> _Data shown_:
— begin —

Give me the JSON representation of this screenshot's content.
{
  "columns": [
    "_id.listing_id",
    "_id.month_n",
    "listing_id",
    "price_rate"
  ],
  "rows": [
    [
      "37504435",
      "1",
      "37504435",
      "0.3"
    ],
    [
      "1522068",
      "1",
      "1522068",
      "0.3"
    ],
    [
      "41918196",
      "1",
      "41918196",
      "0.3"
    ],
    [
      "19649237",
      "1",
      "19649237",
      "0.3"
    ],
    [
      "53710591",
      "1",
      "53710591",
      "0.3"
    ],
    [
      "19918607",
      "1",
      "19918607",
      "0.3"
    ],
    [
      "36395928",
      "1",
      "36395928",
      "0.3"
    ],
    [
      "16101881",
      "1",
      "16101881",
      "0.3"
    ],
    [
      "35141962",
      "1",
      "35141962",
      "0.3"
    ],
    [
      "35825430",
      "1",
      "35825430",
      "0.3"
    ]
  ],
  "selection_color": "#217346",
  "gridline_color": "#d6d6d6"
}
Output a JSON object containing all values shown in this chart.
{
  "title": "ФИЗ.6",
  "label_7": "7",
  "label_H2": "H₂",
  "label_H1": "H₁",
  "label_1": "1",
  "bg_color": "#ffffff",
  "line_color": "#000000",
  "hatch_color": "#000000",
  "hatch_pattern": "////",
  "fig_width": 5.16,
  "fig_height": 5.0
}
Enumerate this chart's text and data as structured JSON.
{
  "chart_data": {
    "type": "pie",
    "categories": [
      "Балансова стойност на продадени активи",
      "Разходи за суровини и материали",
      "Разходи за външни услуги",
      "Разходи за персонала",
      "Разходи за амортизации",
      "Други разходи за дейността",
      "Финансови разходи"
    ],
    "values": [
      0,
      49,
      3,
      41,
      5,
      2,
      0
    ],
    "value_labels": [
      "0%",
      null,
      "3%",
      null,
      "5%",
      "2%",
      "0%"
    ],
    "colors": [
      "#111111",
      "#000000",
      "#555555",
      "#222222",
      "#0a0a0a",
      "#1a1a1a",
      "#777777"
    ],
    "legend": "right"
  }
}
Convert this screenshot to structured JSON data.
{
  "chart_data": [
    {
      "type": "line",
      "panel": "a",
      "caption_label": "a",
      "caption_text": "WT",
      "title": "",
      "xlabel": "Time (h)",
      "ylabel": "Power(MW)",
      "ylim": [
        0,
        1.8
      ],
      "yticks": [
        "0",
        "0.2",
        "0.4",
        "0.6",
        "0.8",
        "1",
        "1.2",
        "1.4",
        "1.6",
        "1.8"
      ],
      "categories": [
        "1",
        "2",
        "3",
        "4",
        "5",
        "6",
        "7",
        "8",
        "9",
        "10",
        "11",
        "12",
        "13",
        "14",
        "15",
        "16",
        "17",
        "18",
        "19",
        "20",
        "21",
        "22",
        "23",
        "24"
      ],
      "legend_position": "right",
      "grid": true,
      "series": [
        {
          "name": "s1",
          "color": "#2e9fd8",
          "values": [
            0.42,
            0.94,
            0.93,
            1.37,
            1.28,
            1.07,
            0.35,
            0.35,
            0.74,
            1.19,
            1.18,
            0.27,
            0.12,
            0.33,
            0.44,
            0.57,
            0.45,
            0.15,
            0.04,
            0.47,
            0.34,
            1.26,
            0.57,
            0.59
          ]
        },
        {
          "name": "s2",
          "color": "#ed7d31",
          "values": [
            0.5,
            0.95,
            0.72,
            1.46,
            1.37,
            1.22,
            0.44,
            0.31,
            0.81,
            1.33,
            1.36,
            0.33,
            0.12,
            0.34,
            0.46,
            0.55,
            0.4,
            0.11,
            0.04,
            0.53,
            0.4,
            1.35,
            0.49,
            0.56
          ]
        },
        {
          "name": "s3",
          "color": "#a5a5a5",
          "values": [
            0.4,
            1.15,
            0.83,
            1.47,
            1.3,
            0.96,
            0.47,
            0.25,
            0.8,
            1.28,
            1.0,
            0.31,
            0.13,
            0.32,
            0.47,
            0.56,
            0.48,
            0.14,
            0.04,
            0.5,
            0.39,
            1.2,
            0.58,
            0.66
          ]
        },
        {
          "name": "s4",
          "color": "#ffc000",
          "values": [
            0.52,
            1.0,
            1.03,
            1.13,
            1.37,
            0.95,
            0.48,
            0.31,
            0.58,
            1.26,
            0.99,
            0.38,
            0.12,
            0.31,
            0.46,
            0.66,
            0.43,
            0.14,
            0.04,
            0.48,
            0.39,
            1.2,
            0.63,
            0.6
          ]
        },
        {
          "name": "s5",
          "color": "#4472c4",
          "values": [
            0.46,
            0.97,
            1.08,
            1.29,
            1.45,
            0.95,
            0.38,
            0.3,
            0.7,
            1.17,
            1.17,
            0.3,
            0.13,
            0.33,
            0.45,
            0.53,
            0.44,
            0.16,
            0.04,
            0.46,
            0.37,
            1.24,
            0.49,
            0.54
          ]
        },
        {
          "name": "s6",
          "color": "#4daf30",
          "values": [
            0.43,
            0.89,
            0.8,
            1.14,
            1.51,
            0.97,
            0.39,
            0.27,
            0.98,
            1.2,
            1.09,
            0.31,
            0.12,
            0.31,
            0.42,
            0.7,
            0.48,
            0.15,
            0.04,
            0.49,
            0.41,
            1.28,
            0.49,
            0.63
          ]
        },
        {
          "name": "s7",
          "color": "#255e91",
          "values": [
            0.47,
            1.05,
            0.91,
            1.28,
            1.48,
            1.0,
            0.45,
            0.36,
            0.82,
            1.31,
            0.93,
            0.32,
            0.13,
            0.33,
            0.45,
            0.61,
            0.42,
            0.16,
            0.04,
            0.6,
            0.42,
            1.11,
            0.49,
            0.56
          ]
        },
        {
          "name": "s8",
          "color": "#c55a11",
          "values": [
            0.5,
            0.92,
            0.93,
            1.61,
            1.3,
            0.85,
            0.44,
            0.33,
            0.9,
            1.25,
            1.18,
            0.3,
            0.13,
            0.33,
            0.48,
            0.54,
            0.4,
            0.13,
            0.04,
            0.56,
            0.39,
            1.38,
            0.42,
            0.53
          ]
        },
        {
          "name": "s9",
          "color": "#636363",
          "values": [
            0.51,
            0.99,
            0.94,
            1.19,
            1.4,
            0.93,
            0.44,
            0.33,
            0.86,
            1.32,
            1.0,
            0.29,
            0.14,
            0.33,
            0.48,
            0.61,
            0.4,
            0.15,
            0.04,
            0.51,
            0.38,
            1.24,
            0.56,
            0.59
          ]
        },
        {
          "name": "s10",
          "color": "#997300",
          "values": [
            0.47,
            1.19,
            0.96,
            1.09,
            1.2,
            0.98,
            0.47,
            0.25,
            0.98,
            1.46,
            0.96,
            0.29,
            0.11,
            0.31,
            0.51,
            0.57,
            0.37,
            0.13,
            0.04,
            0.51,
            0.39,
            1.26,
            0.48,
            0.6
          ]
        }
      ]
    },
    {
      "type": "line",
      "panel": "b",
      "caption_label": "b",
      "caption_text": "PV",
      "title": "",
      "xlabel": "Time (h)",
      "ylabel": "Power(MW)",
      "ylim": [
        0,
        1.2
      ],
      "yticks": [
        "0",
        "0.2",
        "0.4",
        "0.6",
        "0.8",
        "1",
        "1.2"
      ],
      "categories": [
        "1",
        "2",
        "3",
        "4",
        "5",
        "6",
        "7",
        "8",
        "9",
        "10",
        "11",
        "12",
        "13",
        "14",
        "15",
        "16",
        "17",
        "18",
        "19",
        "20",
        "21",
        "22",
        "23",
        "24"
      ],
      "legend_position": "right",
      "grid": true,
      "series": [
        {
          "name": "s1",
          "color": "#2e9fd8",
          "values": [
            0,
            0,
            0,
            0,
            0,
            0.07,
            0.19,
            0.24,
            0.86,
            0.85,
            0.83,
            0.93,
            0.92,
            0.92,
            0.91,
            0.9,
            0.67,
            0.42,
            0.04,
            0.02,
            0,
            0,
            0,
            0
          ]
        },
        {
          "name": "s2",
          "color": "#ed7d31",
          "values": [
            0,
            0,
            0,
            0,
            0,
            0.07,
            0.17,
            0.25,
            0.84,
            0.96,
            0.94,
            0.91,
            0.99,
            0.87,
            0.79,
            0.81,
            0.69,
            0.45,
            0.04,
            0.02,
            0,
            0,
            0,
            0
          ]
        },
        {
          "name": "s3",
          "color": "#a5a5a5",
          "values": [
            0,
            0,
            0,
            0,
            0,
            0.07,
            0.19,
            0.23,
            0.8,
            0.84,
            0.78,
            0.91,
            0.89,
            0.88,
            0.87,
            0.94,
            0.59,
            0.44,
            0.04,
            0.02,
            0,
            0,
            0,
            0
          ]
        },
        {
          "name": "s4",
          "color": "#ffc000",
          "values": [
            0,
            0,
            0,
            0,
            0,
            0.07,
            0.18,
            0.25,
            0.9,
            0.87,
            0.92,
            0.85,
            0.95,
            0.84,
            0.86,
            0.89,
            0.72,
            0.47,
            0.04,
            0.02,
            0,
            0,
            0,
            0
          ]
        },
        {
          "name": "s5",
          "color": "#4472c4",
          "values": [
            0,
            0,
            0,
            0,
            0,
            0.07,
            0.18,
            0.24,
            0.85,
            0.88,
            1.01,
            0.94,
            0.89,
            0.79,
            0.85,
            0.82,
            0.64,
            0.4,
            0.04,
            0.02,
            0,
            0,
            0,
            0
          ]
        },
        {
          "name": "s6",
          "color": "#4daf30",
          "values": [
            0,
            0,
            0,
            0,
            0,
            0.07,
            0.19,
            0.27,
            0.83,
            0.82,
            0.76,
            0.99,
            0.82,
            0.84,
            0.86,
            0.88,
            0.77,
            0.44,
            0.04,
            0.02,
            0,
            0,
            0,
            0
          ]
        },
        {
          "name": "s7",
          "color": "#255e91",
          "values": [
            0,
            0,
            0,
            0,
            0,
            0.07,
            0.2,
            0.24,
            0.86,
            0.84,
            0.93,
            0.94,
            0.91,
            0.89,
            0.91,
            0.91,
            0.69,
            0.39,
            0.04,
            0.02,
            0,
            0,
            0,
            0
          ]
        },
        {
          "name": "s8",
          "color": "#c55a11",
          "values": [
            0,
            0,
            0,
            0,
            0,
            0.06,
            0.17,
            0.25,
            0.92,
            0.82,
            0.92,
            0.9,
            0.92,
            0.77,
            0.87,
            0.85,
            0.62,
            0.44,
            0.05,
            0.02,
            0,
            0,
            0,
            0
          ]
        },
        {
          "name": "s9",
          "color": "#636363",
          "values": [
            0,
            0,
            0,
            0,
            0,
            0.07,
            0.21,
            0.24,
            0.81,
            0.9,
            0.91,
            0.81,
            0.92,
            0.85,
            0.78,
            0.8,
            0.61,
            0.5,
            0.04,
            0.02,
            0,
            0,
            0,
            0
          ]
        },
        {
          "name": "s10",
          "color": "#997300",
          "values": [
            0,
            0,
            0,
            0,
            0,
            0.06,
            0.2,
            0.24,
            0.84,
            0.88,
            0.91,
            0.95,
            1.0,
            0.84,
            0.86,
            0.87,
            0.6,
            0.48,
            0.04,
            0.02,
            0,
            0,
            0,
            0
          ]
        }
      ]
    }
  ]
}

— end —

> _Task brief_:
In the records shown above, how many lines include the word "screenshot"? Answer with the number only.

> _Output of the task_:
2